═════ DATA FOR THIS EXERCISE ═════
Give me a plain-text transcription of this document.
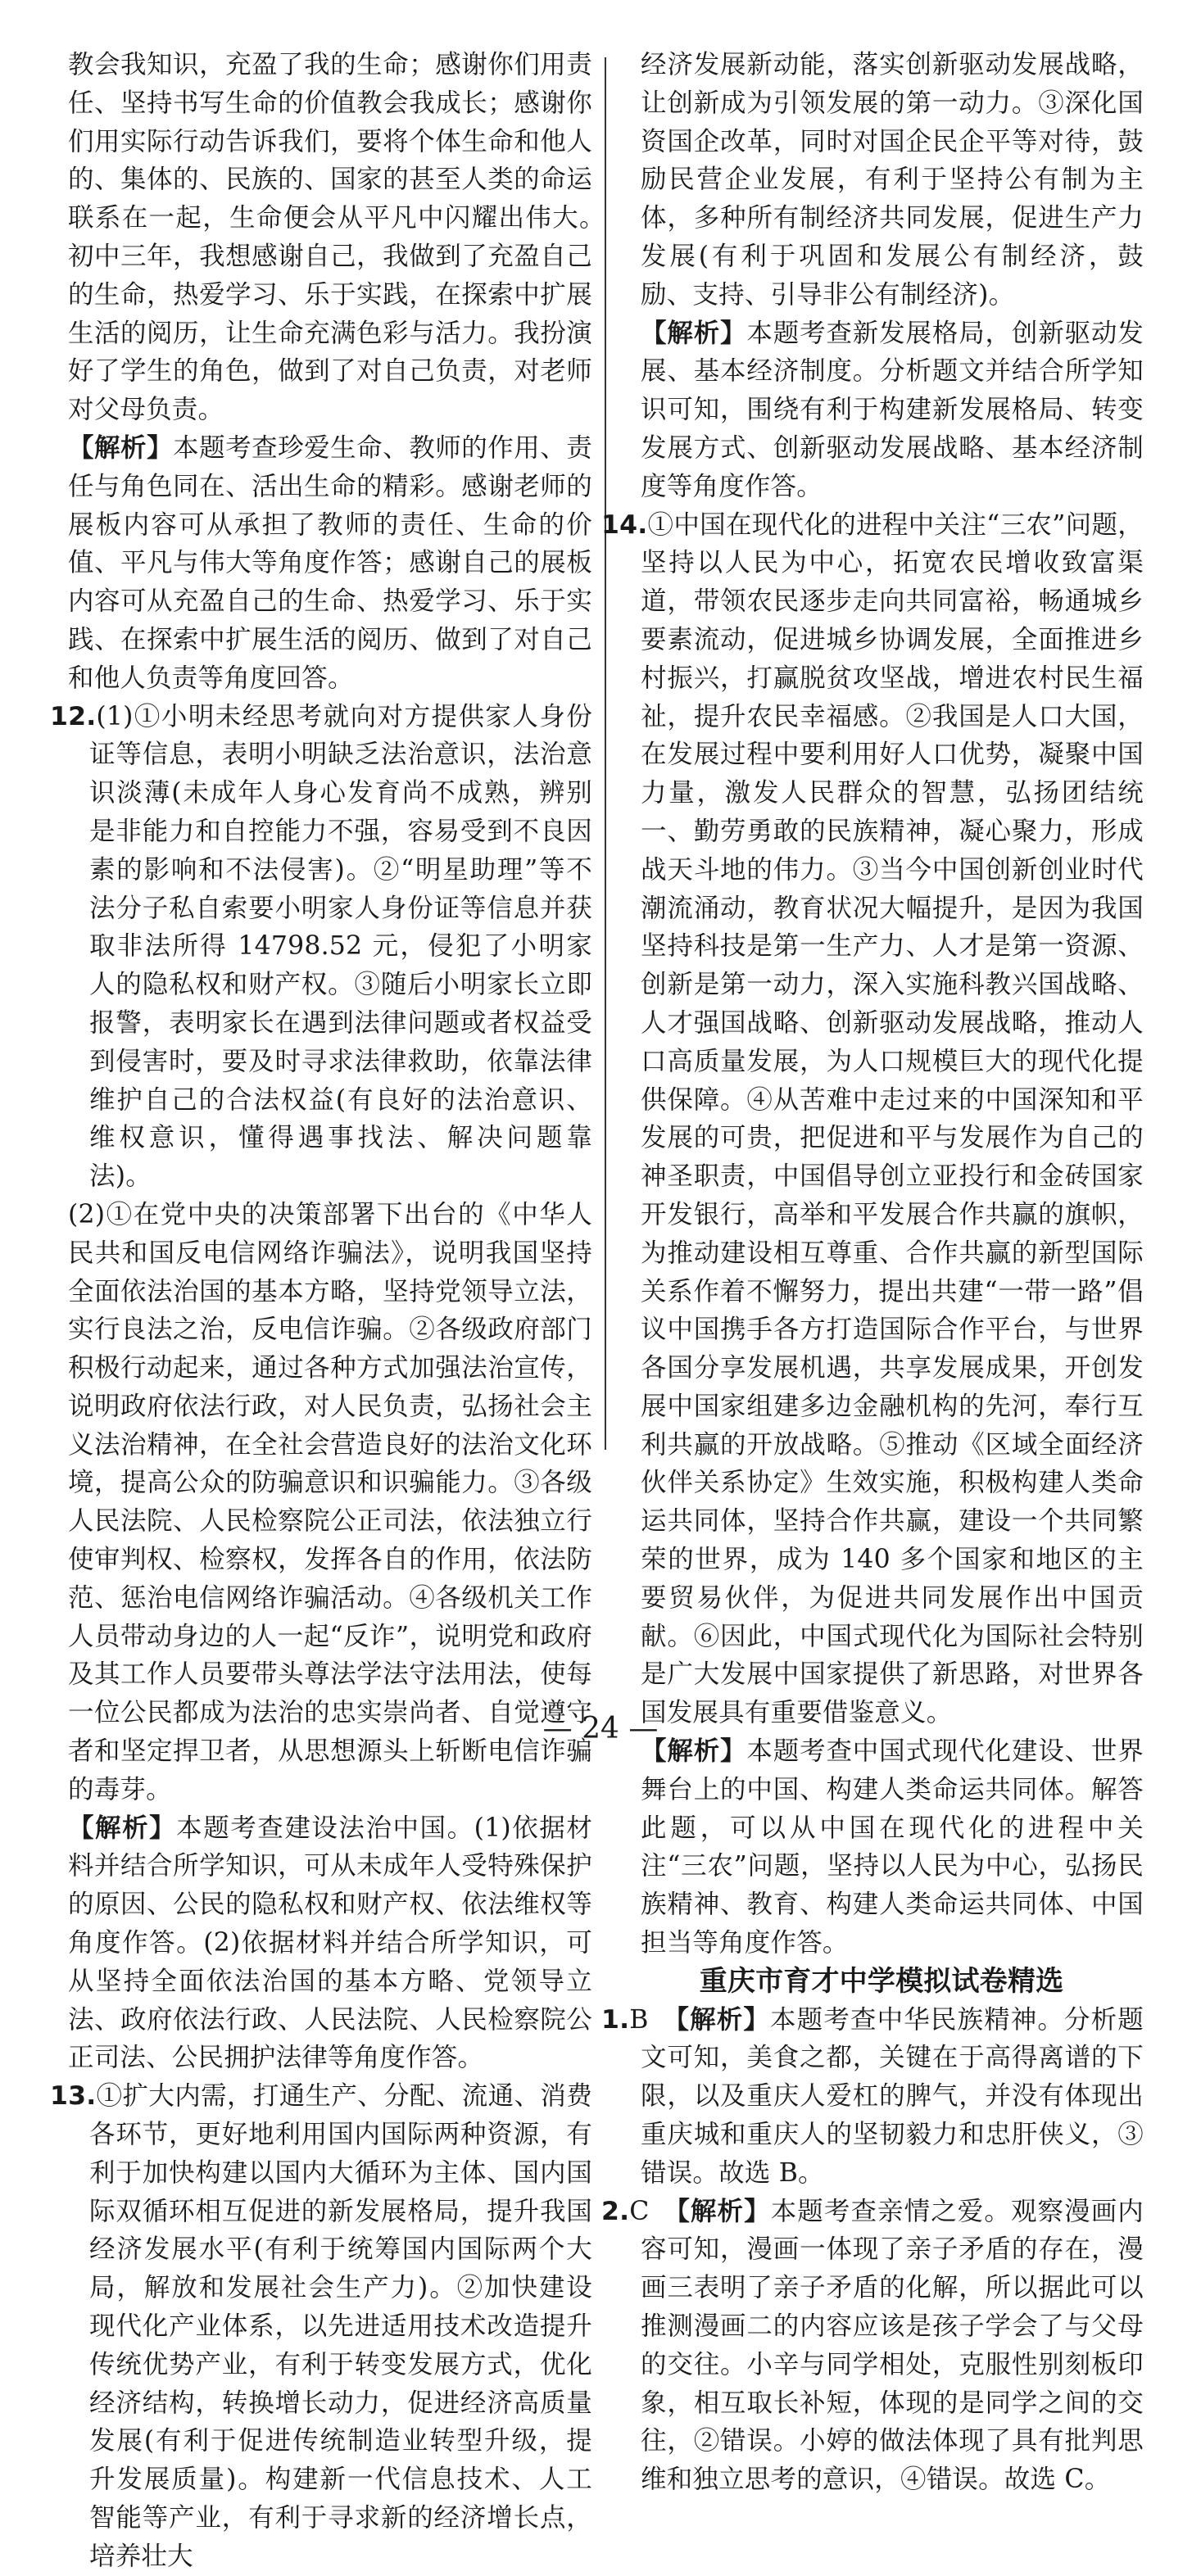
教会我知识，充盈了我的生命；感谢你们用责任、坚持书写生命的价值教会我成长；感谢你们用实际行动告诉我们，要将个体生命和他人的、集体的、民族的、国家的甚至人类的命运联系在一起，生命便会从平凡中闪耀出伟大。　初中三年，我想感谢自己，我做到了充盈自己的生命，热爱学习、乐于实践，在探索中扩展生活的阅历，让生命充满色彩与活力。我扮演好了学生的角色，做到了对自己负责，对老师对父母负责。

【解析】本题考查珍爱生命、教师的作用、责任与角色同在、活出生命的精彩。感谢老师的展板内容可从承担了教师的责任、生命的价值、平凡与伟大等角度作答；感谢自己的展板内容可从充盈自己的生命、热爱学习、乐于实践、在探索中扩展生活的阅历、做到了对自己和他人负责等角度回答。

12.(1)①小明未经思考就向对方提供家人身份证等信息，表明小明缺乏法治意识，法治意识淡薄(未成年人身心发育尚不成熟，辨别是非能力和自控能力不强，容易受到不良因素的影响和不法侵害)。②“明星助理”等不法分子私自索要小明家人身份证等信息并获取非法所得 14798.52 元，侵犯了小明家人的隐私权和财产权。③随后小明家长立即报警，表明家长在遇到法律问题或者权益受到侵害时，要及时寻求法律救助，依靠法律维护自己的合法权益(有良好的法治意识、维权意识，懂得遇事找法、解决问题靠法)。

(2)①在党中央的决策部署下出台的《中华人民共和国反电信网络诈骗法》，说明我国坚持全面依法治国的基本方略，坚持党领导立法，实行良法之治，反电信诈骗。②各级政府部门积极行动起来，通过各种方式加强法治宣传，说明政府依法行政，对人民负责，弘扬社会主义法治精神，在全社会营造良好的法治文化环境，提高公众的防骗意识和识骗能力。③各级人民法院、人民检察院公正司法，依法独立行使审判权、检察权，发挥各自的作用，依法防范、惩治电信网络诈骗活动。④各级机关工作人员带动身边的人一起“反诈”，说明党和政府及其工作人员要带头尊法学法守法用法，使每一位公民都成为法治的忠实崇尚者、自觉遵守者和坚定捍卫者，从思想源头上斩断电信诈骗的毒芽。

【解析】本题考查建设法治中国。(1)依据材料并结合所学知识，可从未成年人受特殊保护的原因、公民的隐私权和财产权、依法维权等角度作答。(2)依据材料并结合所学知识，可从坚持全面依法治国的基本方略、党领导立法、政府依法行政、人民法院、人民检察院公正司法、公民拥护法律等角度作答。

13.①扩大内需，打通生产、分配、流通、消费各环节，更好地利用国内国际两种资源，有利于加快构建以国内大循环为主体、国内国际双循环相互促进的新发展格局，提升我国经济发展水平(有利于统筹国内国际两个大局，解放和发展社会生产力)。②加快建设现代化产业体系，以先进适用技术改造提升传统优势产业，有利于转变发展方式，优化经济结构，转换增长动力，促进经济高质量发展(有利于促进传统制造业转型升级，提升发展质量)。构建新一代信息技术、人工智能等产业，有利于寻求新的经济增长点，培养壮大

经济发展新动能，落实创新驱动发展战略，让创新成为引领发展的第一动力。③深化国资国企改革，同时对国企民企平等对待，鼓励民营企业发展，有利于坚持公有制为主体，多种所有制经济共同发展，促进生产力发展(有利于巩固和发展公有制经济，鼓励、支持、引导非公有制经济)。

【解析】本题考查新发展格局，创新驱动发展、基本经济制度。分析题文并结合所学知识可知，围绕有利于构建新发展格局、转变发展方式、创新驱动发展战略、基本经济制度等角度作答。

14.①中国在现代化的进程中关注“三农”问题，坚持以人民为中心，拓宽农民增收致富渠道，带领农民逐步走向共同富裕，畅通城乡要素流动，促进城乡协调发展，全面推进乡村振兴，打赢脱贫攻坚战，增进农村民生福祉，提升农民幸福感。②我国是人口大国，在发展过程中要利用好人口优势，凝聚中国力量，激发人民群众的智慧，弘扬团结统一、勤劳勇敢的民族精神，凝心聚力，形成战天斗地的伟力。③当今中国创新创业时代潮流涌动，教育状况大幅提升，是因为我国坚持科技是第一生产力、人才是第一资源、创新是第一动力，深入实施科教兴国战略、人才强国战略、创新驱动发展战略，推动人口高质量发展，为人口规模巨大的现代化提供保障。④从苦难中走过来的中国深知和平发展的可贵，把促进和平与发展作为自己的神圣职责，中国倡导创立亚投行和金砖国家开发银行，高举和平发展合作共赢的旗帜，为推动建设相互尊重、合作共赢的新型国际关系作着不懈努力，提出共建“一带一路”倡议中国携手各方打造国际合作平台，与世界各国分享发展机遇，共享发展成果，开创发展中国家组建多边金融机构的先河，奉行互利共赢的开放战略。⑤推动《区域全面经济伙伴关系协定》生效实施，积极构建人类命运共同体，坚持合作共赢，建设一个共同繁荣的世界，成为 140 多个国家和地区的主要贸易伙伴，为促进共同发展作出中国贡献。⑥因此，中国式现代化为国际社会特别是广大发展中国家提供了新思路，对世界各国发展具有重要借鉴意义。

【解析】本题考查中国式现代化建设、世界舞台上的中国、构建人类命运共同体。解答此题，可以从中国在现代化的进程中关注“三农”问题，坚持以人民为中心，弘扬民族精神、教育、构建人类命运共同体、中国担当等角度作答。

重庆市育才中学模拟试卷精选

1.B　 【解析】本题考查中华民族精神。分析题文可知，美食之都，关键在于高得离谱的下限，以及重庆人爱杠的脾气，并没有体现出重庆城和重庆人的坚韧毅力和忠肝侠义，③错误。故选 B。

2.C　 【解析】本题考查亲情之爱。观察漫画内容可知，漫画一体现了亲子矛盾的存在，漫画三表明了亲子矛盾的化解，所以据此可以推测漫画二的内容应该是孩子学会了与父母的交往。小辛与同学相处，克服性别刻板印象，相互取长补短，体现的是同学之间的交往，②错误。小婷的做法体现了具有批判思维和独立思考的意识，④错误。故选 C。

— 24 —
═════
**STATED EXERCISE**
From the data above, show each line that contains "热爱学习".

**REPLY TO THE EXERCISE**
教会我知识，充盈了我的生命；感谢你们用责任、坚持书写生命的价值教会我成长；感谢你们用实际行动告诉我们，要将个体生命和他人的、集体的、民族的、国家的甚至人类的命运联系在一起，生命便会从平凡中闪耀出伟大。　初中三年，我想感谢自己，我做到了充盈自己的生命，热爱学习、乐于实践，在探索中扩展生活的阅历，让生命充满色彩与活力。我扮演好了学生的角色，做到了对自己负责，对老师对父母负责。
【解析】本题考查珍爱生命、教师的作用、责任与角色同在、活出生命的精彩。感谢老师的展板内容可从承担了教师的责任、生命的价值、平凡与伟大等角度作答；感谢自己的展板内容可从充盈自己的生命、热爱学习、乐于实践、在探索中扩展生活的阅历、做到了对自己和他人负责等角度回答。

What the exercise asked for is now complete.